• Do this: Return every line below in which "JSON" appears.

+ + + + +

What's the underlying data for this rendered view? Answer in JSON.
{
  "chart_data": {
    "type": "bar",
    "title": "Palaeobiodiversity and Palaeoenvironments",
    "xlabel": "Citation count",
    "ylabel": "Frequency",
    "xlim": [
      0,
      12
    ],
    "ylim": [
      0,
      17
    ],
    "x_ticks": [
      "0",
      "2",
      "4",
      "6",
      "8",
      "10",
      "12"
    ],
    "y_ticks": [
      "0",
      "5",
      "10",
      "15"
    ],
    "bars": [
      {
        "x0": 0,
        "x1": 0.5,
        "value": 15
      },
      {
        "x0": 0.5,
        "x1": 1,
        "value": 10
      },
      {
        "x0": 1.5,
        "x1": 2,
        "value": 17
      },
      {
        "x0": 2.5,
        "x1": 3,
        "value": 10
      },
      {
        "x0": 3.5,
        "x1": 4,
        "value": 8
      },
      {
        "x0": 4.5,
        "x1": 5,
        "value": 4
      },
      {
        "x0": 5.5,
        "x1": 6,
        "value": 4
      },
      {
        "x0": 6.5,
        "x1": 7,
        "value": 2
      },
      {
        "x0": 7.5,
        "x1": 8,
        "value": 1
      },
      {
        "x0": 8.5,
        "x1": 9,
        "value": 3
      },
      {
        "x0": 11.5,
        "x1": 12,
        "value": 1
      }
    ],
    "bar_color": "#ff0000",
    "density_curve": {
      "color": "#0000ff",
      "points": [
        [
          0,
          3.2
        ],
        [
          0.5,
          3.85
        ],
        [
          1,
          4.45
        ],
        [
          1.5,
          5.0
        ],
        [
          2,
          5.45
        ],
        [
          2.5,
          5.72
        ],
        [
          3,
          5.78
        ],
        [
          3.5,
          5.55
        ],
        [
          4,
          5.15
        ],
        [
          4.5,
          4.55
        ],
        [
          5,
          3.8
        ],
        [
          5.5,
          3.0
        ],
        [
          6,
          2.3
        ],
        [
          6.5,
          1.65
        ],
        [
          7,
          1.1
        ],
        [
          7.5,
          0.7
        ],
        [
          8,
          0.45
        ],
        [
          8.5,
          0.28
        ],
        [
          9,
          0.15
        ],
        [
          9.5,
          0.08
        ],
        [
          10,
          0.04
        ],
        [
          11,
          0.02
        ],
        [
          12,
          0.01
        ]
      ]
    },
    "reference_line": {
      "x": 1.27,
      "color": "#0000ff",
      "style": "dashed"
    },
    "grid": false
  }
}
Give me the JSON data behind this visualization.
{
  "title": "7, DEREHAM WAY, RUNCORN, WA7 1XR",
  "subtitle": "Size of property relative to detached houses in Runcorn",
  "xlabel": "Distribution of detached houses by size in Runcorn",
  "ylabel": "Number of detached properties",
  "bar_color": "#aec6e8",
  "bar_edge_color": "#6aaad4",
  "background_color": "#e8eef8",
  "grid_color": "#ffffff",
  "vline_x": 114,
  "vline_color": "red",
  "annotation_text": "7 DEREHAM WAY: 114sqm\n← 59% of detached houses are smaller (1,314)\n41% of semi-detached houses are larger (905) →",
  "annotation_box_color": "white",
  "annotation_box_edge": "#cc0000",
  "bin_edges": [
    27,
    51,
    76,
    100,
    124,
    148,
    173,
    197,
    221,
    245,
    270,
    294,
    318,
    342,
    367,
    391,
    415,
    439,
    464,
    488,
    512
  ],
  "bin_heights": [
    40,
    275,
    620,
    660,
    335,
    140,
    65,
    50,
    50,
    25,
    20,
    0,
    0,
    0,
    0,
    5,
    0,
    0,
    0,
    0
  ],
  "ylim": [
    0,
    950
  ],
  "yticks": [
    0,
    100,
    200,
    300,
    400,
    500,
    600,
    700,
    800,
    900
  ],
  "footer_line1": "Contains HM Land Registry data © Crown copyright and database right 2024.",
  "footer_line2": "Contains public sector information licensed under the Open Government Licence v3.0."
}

+ + + + +

• Exercise result:
What's the underlying data for this rendered view? Answer in JSON.
Give me the JSON data behind this visualization.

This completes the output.